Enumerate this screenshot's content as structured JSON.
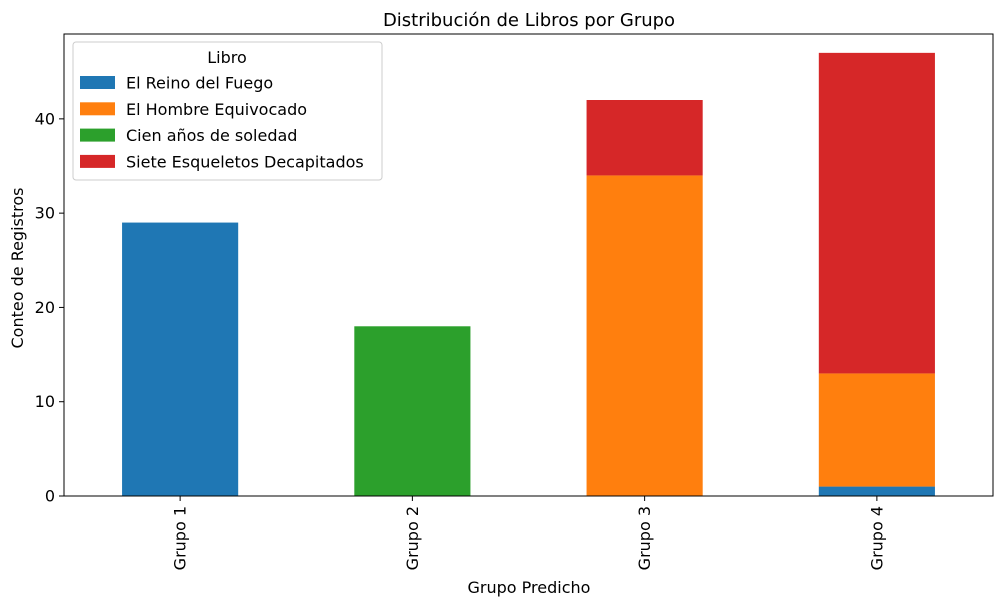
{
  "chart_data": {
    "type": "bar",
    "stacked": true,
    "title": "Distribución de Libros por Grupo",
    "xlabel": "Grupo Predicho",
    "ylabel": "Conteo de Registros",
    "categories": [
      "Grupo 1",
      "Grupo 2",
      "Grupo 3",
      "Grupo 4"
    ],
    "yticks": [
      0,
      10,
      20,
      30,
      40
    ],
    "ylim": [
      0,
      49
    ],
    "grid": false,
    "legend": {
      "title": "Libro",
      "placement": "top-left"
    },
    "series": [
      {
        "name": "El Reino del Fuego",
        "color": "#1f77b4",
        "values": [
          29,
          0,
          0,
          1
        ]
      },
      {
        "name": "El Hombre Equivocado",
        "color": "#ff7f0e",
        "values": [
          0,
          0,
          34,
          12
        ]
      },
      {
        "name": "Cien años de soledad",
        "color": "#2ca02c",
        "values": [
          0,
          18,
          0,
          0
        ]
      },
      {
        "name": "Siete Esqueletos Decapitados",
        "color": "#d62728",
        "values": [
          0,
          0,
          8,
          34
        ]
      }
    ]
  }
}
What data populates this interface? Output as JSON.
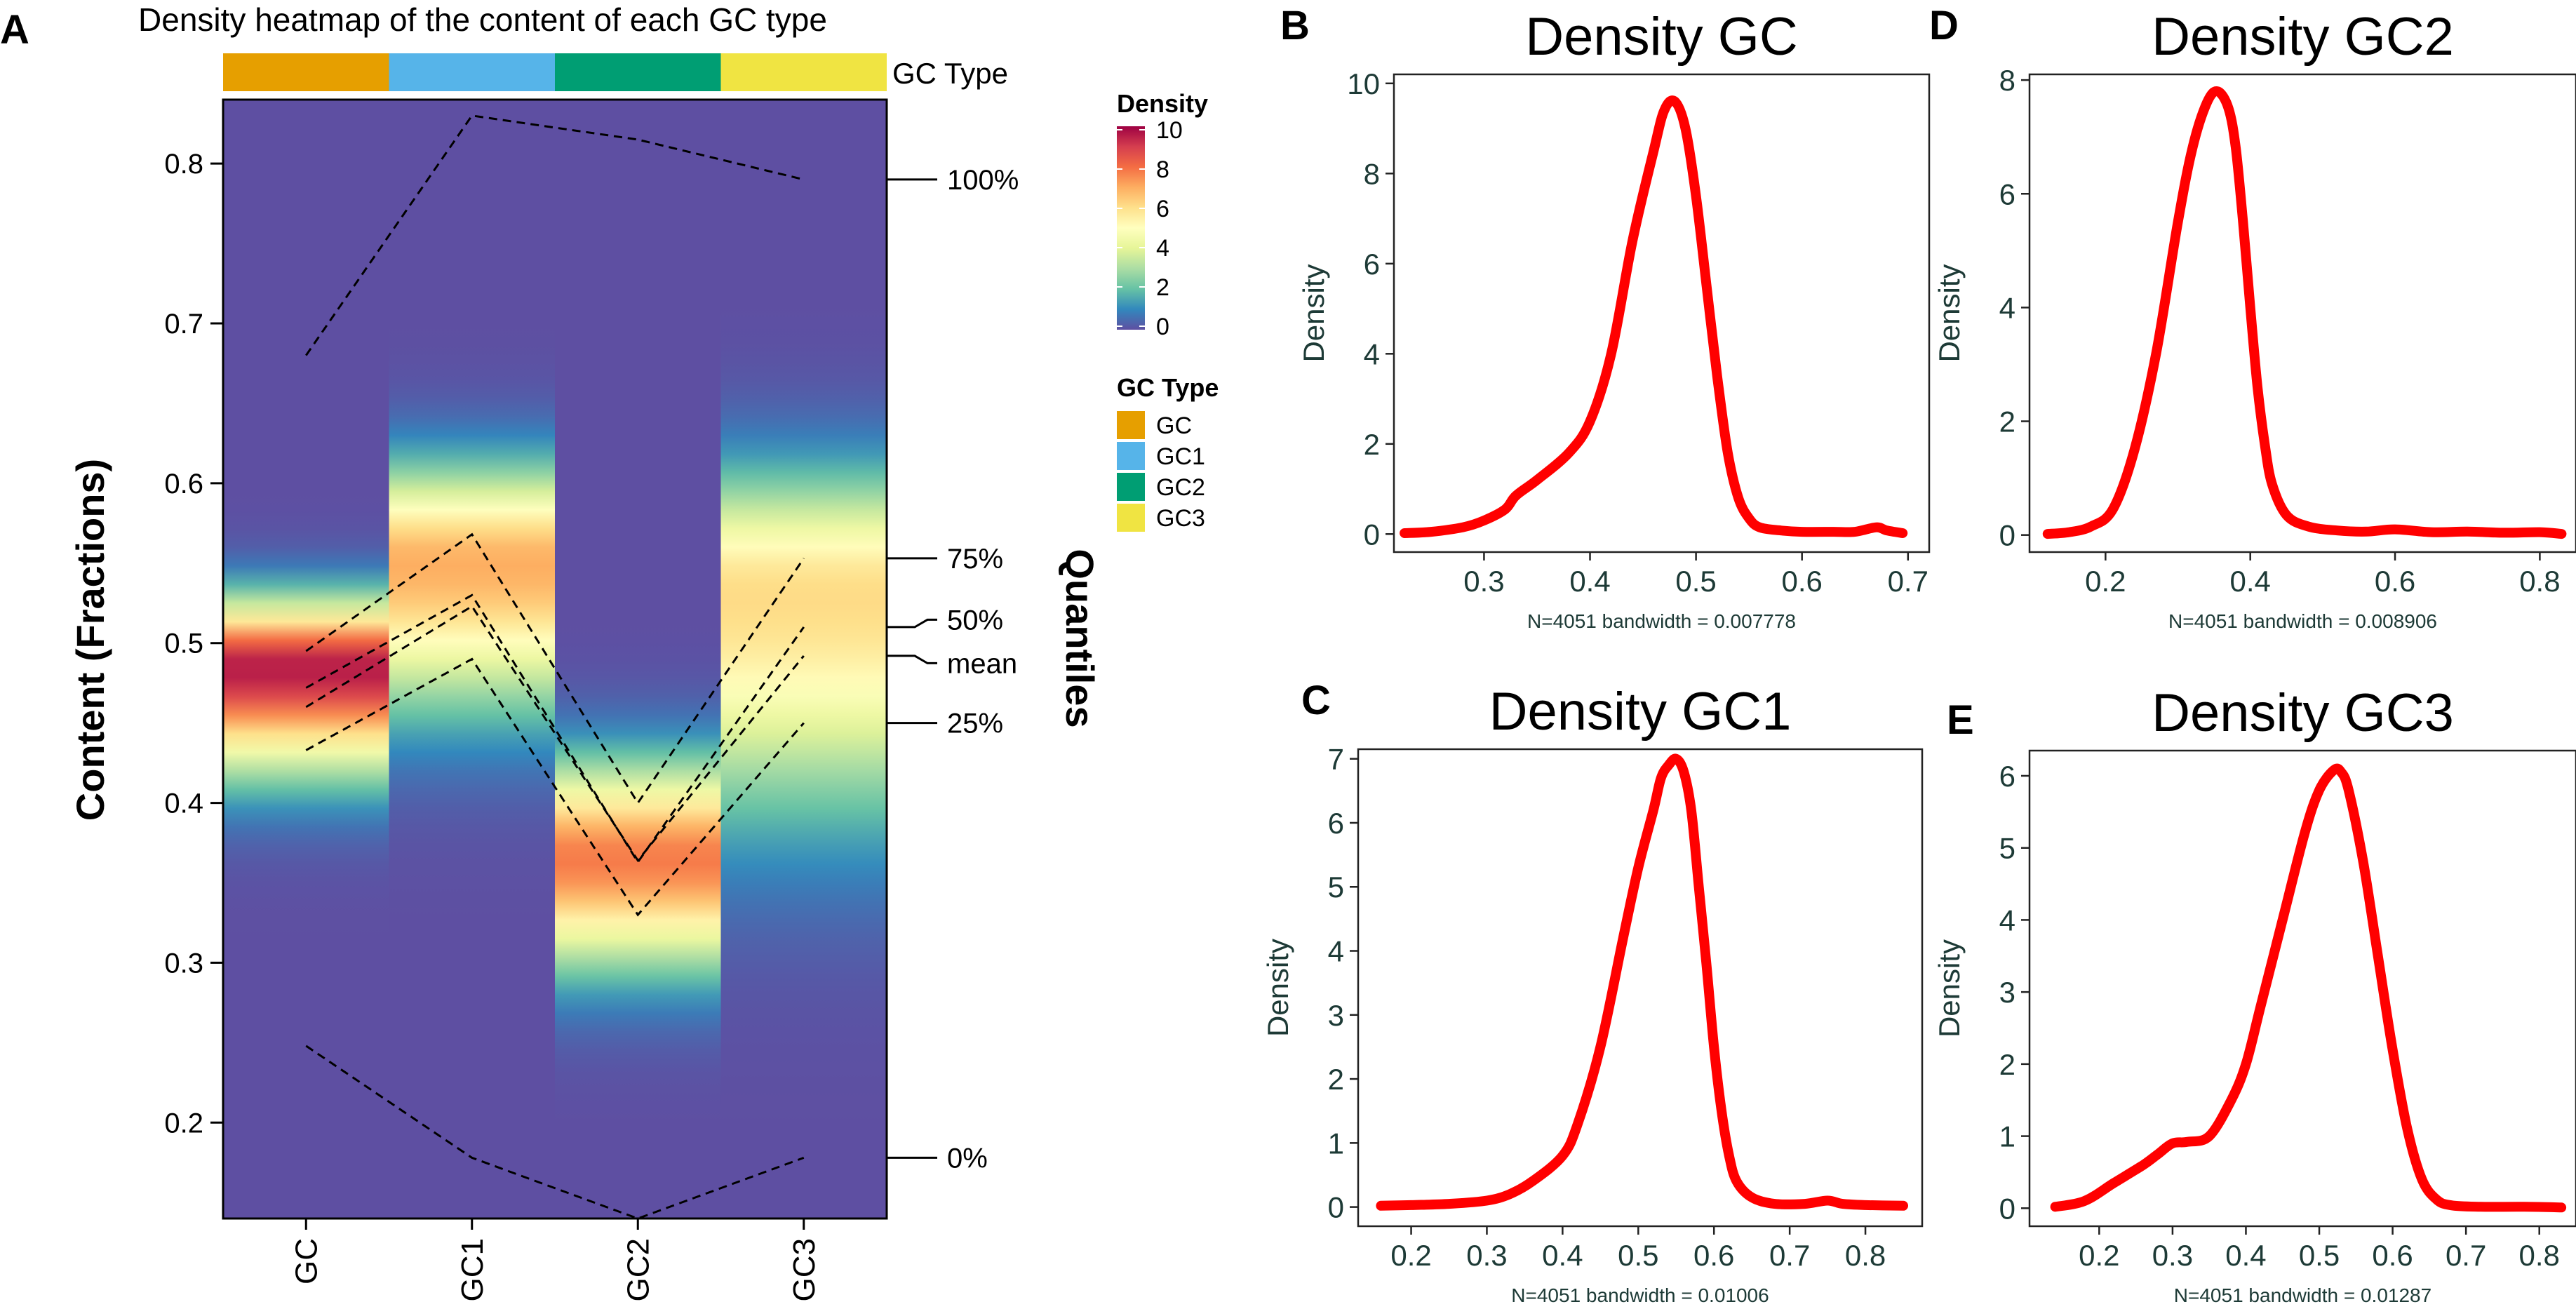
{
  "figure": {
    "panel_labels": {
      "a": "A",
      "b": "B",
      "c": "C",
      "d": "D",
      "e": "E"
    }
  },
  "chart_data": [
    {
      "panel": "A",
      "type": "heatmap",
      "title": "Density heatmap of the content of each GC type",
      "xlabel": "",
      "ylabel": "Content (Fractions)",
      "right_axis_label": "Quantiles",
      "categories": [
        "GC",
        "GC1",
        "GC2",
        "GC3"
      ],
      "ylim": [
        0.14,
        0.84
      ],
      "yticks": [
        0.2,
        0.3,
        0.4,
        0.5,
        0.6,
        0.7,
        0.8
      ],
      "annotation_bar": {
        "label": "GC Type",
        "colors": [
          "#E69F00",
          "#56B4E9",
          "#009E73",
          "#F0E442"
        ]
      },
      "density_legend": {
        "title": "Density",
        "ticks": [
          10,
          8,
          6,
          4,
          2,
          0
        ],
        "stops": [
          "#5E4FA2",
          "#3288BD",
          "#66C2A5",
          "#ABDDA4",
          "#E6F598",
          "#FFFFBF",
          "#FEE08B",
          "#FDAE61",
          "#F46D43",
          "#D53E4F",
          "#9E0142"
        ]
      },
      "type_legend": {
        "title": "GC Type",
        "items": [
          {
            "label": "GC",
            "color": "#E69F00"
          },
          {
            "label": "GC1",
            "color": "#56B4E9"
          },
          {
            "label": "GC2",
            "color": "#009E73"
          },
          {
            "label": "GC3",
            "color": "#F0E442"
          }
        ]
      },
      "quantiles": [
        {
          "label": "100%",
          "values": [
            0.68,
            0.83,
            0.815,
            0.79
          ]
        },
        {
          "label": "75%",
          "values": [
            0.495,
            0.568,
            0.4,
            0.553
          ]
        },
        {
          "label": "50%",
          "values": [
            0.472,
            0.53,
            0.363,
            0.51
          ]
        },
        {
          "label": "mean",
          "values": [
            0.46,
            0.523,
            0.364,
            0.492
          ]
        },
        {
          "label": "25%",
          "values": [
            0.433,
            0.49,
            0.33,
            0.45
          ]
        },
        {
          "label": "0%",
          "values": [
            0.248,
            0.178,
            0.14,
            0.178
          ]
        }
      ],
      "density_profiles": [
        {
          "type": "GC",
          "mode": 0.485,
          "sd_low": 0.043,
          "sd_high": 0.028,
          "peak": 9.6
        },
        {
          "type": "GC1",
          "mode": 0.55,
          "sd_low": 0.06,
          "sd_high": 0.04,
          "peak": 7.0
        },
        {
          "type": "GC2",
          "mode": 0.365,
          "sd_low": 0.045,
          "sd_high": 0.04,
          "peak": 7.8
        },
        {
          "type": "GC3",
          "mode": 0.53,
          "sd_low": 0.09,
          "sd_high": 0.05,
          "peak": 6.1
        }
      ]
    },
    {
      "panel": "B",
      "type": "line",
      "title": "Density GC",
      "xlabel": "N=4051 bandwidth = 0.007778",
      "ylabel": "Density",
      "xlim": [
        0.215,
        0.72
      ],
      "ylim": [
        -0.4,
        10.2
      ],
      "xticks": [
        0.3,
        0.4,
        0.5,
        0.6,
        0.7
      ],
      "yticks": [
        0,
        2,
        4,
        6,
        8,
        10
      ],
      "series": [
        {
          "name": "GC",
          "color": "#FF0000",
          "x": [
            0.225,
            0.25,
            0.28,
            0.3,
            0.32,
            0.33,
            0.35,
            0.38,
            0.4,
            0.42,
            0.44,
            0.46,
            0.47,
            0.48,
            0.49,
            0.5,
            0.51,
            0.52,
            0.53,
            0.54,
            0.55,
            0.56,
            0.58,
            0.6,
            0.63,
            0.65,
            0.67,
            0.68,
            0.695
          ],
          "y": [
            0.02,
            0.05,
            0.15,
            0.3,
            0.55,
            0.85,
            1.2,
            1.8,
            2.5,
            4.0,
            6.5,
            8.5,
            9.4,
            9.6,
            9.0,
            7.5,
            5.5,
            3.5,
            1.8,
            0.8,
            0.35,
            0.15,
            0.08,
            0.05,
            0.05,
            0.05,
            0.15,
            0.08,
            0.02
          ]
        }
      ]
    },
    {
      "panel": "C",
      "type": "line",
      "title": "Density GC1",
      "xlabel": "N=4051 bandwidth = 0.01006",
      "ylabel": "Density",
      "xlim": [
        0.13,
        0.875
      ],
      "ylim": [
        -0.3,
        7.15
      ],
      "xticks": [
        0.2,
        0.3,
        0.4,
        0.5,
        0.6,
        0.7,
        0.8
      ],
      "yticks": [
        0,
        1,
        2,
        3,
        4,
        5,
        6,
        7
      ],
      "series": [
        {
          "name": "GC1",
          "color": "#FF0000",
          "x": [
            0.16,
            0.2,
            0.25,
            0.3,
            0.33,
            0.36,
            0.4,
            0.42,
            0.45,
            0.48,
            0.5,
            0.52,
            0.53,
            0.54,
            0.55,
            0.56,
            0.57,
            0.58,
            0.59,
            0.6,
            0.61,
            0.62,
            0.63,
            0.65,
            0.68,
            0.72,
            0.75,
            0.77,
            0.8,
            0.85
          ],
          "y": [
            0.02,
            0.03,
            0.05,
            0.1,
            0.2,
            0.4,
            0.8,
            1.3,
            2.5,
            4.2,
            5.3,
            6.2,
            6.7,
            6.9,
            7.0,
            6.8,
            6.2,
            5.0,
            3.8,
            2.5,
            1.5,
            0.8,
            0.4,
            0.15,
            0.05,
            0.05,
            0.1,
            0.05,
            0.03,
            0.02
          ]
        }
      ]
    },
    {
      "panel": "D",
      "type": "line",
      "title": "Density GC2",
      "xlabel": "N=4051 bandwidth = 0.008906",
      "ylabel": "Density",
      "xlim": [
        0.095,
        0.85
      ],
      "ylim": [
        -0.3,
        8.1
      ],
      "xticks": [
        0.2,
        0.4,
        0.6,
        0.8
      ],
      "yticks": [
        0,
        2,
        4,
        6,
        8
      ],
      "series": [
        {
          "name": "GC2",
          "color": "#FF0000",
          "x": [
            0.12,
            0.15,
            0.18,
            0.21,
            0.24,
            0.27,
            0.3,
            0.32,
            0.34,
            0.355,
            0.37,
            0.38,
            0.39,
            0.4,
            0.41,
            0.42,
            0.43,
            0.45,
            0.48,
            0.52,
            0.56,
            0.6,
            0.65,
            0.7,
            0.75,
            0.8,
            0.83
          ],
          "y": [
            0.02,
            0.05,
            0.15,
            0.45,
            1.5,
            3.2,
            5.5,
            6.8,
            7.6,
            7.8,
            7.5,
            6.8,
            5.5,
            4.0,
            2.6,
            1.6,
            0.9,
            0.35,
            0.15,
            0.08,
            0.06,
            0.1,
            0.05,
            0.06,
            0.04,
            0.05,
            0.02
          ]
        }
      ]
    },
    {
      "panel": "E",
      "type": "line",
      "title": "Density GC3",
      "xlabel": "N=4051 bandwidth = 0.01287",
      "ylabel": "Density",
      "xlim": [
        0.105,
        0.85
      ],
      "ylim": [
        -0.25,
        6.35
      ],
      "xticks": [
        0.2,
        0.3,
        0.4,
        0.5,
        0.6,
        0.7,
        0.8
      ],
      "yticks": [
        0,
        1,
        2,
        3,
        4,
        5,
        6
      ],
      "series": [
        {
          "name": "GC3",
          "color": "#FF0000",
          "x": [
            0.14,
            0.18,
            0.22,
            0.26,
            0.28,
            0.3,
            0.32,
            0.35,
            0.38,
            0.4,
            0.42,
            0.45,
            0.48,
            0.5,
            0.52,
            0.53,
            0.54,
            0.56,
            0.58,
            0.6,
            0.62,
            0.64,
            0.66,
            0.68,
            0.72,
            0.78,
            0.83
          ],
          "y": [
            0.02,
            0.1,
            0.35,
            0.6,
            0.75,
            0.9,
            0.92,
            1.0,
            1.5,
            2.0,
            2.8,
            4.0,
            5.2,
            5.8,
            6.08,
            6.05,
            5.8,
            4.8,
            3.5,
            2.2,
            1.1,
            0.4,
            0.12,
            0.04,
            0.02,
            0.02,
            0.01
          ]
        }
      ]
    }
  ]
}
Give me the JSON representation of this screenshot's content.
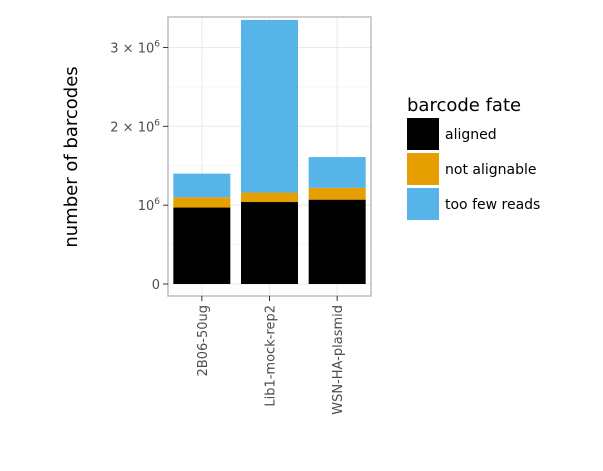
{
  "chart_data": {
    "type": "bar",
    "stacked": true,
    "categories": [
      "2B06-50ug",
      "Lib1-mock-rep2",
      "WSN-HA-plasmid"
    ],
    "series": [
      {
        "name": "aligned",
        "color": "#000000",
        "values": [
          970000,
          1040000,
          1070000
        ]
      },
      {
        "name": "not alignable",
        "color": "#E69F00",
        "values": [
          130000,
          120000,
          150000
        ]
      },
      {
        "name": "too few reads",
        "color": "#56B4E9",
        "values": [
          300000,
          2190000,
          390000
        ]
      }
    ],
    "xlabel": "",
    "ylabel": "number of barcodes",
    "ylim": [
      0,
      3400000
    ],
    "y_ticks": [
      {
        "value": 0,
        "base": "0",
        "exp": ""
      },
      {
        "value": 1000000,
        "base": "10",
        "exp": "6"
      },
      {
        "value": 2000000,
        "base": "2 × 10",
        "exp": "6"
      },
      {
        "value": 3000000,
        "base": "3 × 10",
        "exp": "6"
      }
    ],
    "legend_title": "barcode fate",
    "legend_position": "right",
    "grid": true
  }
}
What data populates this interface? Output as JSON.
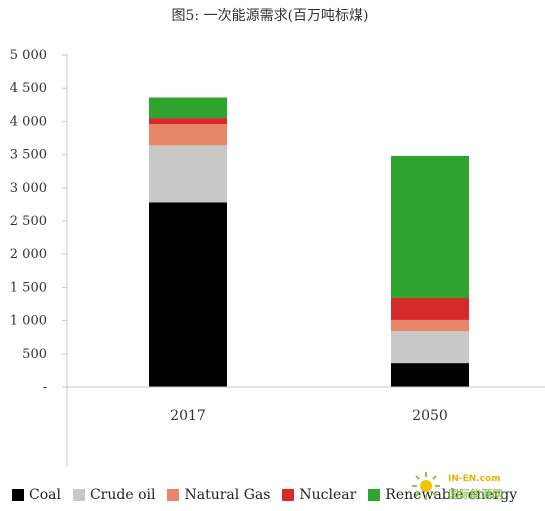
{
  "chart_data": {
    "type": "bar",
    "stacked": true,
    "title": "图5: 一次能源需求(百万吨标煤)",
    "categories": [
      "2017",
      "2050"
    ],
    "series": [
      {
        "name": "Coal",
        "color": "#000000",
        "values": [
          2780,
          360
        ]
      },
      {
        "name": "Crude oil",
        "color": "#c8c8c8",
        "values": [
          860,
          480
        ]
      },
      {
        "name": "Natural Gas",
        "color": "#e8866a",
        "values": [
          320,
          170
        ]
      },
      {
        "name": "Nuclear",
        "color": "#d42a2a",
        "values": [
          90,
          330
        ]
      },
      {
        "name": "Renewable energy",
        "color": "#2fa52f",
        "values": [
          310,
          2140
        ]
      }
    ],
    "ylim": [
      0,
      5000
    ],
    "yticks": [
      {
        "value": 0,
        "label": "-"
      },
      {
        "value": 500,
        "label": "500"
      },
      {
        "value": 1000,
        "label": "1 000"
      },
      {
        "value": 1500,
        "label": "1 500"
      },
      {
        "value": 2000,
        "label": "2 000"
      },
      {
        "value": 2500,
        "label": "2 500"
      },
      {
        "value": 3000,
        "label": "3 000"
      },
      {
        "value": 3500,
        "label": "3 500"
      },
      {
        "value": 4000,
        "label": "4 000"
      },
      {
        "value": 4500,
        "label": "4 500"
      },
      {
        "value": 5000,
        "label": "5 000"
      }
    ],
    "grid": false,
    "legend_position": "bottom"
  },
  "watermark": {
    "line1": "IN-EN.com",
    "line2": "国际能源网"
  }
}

■ ■ ■ ■ ■ ■ ■

Pull every line containing "xlabel" from the data.

● **OUTPUT OF THE EXERCISE**:
    "xlabel": "Grupo Predicho",
      "xlabel": "",
      "xlabel": "N=4051 bandwidth = 0.007778",
      "xlabel": "N=4051 bandwidth = 0.01006",
      "xlabel": "N=4051 bandwidth = 0.008906",
      "xlabel": "N=4051 bandwidth = 0.01287",
    "xlabel": "",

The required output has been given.